### What you are asked to do:
Reproduce the material exactly, omitting nothing.

### Dataset excerpts:
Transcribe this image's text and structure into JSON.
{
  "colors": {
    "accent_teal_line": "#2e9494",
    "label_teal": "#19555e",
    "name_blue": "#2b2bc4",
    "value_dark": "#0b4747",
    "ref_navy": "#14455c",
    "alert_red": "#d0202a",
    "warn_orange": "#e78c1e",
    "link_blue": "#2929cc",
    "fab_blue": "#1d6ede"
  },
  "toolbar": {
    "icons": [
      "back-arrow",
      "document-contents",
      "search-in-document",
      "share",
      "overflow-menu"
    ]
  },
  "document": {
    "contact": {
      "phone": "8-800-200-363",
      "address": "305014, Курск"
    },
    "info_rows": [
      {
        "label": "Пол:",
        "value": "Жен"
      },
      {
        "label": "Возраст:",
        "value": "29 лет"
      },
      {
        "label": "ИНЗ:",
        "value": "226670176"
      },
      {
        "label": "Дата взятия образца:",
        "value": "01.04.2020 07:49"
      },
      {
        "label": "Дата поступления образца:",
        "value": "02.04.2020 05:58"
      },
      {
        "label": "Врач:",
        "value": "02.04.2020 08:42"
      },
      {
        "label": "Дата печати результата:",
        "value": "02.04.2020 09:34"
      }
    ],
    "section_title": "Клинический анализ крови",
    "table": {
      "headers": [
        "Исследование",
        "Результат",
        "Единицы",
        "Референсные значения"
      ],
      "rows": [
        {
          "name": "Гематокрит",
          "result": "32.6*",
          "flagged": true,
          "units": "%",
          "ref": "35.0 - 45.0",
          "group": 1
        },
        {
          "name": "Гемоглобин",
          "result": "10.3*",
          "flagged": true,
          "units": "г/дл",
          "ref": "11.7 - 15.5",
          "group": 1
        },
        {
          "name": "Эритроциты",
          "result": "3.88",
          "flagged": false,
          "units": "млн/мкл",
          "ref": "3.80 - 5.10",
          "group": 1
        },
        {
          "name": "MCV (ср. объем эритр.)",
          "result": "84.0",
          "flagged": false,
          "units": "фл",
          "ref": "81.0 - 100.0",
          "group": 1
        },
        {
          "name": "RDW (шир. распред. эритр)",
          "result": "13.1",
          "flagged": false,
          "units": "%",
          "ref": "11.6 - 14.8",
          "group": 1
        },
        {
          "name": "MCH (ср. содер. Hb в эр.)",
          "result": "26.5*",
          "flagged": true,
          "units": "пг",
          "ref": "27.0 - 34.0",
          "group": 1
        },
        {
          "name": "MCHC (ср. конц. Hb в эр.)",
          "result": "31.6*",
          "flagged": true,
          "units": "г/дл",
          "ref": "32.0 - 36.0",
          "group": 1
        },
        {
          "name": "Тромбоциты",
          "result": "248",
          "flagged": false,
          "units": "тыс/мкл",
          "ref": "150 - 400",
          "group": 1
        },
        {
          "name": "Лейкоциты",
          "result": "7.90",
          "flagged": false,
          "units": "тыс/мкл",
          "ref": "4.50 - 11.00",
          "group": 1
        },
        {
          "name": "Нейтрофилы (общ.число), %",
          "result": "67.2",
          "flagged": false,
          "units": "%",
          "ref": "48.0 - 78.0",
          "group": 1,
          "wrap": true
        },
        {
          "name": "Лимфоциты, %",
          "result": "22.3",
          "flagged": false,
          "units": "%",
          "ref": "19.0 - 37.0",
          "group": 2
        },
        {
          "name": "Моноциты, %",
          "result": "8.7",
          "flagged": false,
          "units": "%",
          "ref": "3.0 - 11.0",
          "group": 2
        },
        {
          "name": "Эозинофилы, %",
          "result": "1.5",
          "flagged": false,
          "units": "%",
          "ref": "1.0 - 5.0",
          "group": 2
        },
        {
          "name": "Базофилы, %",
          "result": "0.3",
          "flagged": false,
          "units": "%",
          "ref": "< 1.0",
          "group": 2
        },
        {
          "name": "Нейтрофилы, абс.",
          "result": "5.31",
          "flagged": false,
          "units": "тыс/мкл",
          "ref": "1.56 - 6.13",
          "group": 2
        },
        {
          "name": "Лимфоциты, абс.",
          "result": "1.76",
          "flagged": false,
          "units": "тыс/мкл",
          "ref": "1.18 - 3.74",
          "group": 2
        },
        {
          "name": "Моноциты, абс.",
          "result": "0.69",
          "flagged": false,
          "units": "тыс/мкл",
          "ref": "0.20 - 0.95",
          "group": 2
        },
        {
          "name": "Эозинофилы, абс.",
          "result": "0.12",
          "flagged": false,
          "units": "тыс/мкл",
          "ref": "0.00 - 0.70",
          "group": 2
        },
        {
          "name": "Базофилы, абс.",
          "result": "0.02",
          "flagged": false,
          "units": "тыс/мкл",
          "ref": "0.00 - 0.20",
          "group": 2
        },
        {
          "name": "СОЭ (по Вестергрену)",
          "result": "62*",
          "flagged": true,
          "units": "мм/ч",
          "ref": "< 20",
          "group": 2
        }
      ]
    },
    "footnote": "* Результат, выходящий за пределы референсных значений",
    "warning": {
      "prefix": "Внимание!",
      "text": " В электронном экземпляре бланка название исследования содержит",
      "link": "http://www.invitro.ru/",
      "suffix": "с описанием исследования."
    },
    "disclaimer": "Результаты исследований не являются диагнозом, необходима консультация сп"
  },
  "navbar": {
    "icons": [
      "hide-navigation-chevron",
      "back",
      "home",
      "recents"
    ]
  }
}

### Solved problem:
Transcribe this image's text and structure into JSON.
{
  "colors": {
    "accent_teal_line": "#2e9494",
    "label_teal": "#19555e",
    "name_blue": "#2b2bc4",
    "value_dark": "#0b4747",
    "ref_navy": "#14455c",
    "alert_red": "#d0202a",
    "warn_orange": "#e78c1e",
    "link_blue": "#2929cc",
    "fab_blue": "#1d6ede"
  },
  "toolbar": {
    "icons": [
      "back-arrow",
      "document-contents",
      "search-in-document",
      "share",
      "overflow-menu"
    ]
  },
  "document": {
    "contact": {
      "phone": "8-800-200-363",
      "address": "305014, Курск"
    },
    "info_rows": [
      {
        "label": "Пол:",
        "value": "Жен"
      },
      {
        "label": "Возраст:",
        "value": "29 лет"
      },
      {
        "label": "ИНЗ:",
        "value": "226670176"
      },
      {
        "label": "Дата взятия образца:",
        "value": "01.04.2020 07:49"
      },
      {
        "label": "Дата поступления образца:",
        "value": "02.04.2020 05:58"
      },
      {
        "label": "Врач:",
        "value": "02.04.2020 08:42"
      },
      {
        "label": "Дата печати результата:",
        "value": "02.04.2020 09:34"
      }
    ],
    "section_title": "Клинический анализ крови",
    "table": {
      "headers": [
        "Исследование",
        "Результат",
        "Единицы",
        "Референсные значения"
      ],
      "rows": [
        {
          "name": "Гематокрит",
          "result": "32.6*",
          "flagged": true,
          "units": "%",
          "ref": "35.0 - 45.0",
          "group": 1
        },
        {
          "name": "Гемоглобин",
          "result": "10.3*",
          "flagged": true,
          "units": "г/дл",
          "ref": "11.7 - 15.5",
          "group": 1
        },
        {
          "name": "Эритроциты",
          "result": "3.88",
          "flagged": false,
          "units": "млн/мкл",
          "ref": "3.80 - 5.10",
          "group": 1
        },
        {
          "name": "MCV (ср. объем эритр.)",
          "result": "84.0",
          "flagged": false,
          "units": "фл",
          "ref": "81.0 - 100.0",
          "group": 1
        },
        {
          "name": "RDW (шир. распред. эритр)",
          "result": "13.1",
          "flagged": false,
          "units": "%",
          "ref": "11.6 - 14.8",
          "group": 1
        },
        {
          "name": "MCH (ср. содер. Hb в эр.)",
          "result": "26.5*",
          "flagged": true,
          "units": "пг",
          "ref": "27.0 - 34.0",
          "group": 1
        },
        {
          "name": "MCHC (ср. конц. Hb в эр.)",
          "result": "31.6*",
          "flagged": true,
          "units": "г/дл",
          "ref": "32.0 - 36.0",
          "group": 1
        },
        {
          "name": "Тромбоциты",
          "result": "248",
          "flagged": false,
          "units": "тыс/мкл",
          "ref": "150 - 400",
          "group": 1
        },
        {
          "name": "Лейкоциты",
          "result": "7.90",
          "flagged": false,
          "units": "тыс/мкл",
          "ref": "4.50 - 11.00",
          "group": 1
        },
        {
          "name": "Нейтрофилы (общ.число), %",
          "result": "67.2",
          "flagged": false,
          "units": "%",
          "ref": "48.0 - 78.0",
          "group": 1,
          "wrap": true
        },
        {
          "name": "Лимфоциты, %",
          "result": "22.3",
          "flagged": false,
          "units": "%",
          "ref": "19.0 - 37.0",
          "group": 2
        },
        {
          "name": "Моноциты, %",
          "result": "8.7",
          "flagged": false,
          "units": "%",
          "ref": "3.0 - 11.0",
          "group": 2
        },
        {
          "name": "Эозинофилы, %",
          "result": "1.5",
          "flagged": false,
          "units": "%",
          "ref": "1.0 - 5.0",
          "group": 2
        },
        {
          "name": "Базофилы, %",
          "result": "0.3",
          "flagged": false,
          "units": "%",
          "ref": "< 1.0",
          "group": 2
        },
        {
          "name": "Нейтрофилы, абс.",
          "result": "5.31",
          "flagged": false,
          "units": "тыс/мкл",
          "ref": "1.56 - 6.13",
          "group": 2
        },
        {
          "name": "Лимфоциты, абс.",
          "result": "1.76",
          "flagged": false,
          "units": "тыс/мкл",
          "ref": "1.18 - 3.74",
          "group": 2
        },
        {
          "name": "Моноциты, абс.",
          "result": "0.69",
          "flagged": false,
          "units": "тыс/мкл",
          "ref": "0.20 - 0.95",
          "group": 2
        },
        {
          "name": "Эозинофилы, абс.",
          "result": "0.12",
          "flagged": false,
          "units": "тыс/мкл",
          "ref": "0.00 - 0.70",
          "group": 2
        },
        {
          "name": "Базофилы, абс.",
          "result": "0.02",
          "flagged": false,
          "units": "тыс/мкл",
          "ref": "0.00 - 0.20",
          "group": 2
        },
        {
          "name": "СОЭ (по Вестергрену)",
          "result": "62*",
          "flagged": true,
          "units": "мм/ч",
          "ref": "< 20",
          "group": 2
        }
      ]
    },
    "footnote": "* Результат, выходящий за пределы референсных значений",
    "warning": {
      "prefix": "Внимание!",
      "text": " В электронном экземпляре бланка название исследования содержит",
      "link": "http://www.invitro.ru/",
      "suffix": "с описанием исследования."
    },
    "disclaimer": "Результаты исследований не являются диагнозом, необходима консультация сп"
  },
  "navbar": {
    "icons": [
      "hide-navigation-chevron",
      "back",
      "home",
      "recents"
    ]
  }
}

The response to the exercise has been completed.